• [DIRECTIONS FOR THIS TASK]:
Make an exact copy of each entry, leaving out every picture.

• [EXERCISE INPUTS]:
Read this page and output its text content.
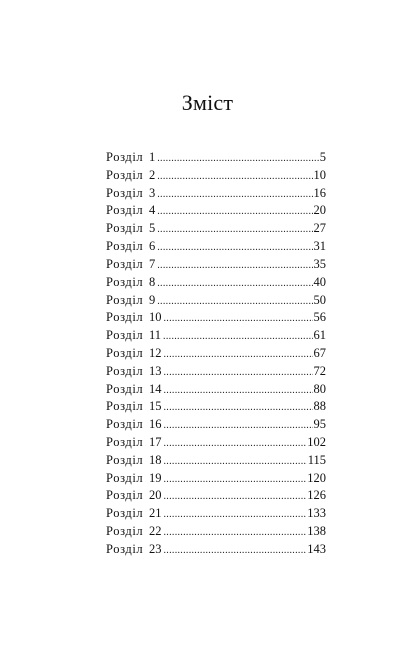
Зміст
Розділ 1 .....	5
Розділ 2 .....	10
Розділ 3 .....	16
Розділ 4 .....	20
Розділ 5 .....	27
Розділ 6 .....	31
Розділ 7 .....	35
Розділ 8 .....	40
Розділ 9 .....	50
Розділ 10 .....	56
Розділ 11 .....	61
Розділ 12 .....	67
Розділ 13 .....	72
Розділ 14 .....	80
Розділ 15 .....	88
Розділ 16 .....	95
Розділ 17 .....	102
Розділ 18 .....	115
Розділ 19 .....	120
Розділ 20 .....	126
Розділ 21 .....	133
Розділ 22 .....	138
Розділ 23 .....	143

• [SOLUTION]:
Read this page and output its text content.
Зміст
Розділ 1 .....	5
Розділ 2 .....	10
Розділ 3 .....	16
Розділ 4 .....	20
Розділ 5 .....	27
Розділ 6 .....	31
Розділ 7 .....	35
Розділ 8 .....	40
Розділ 9 .....	50
Розділ 10 .....	56
Розділ 11 .....	61
Розділ 12 .....	67
Розділ 13 .....	72
Розділ 14 .....	80
Розділ 15 .....	88
Розділ 16 .....	95
Розділ 17 .....	102
Розділ 18 .....	115
Розділ 19 .....	120
Розділ 20 .....	126
Розділ 21 .....	133
Розділ 22 .....	138
Розділ 23 .....	143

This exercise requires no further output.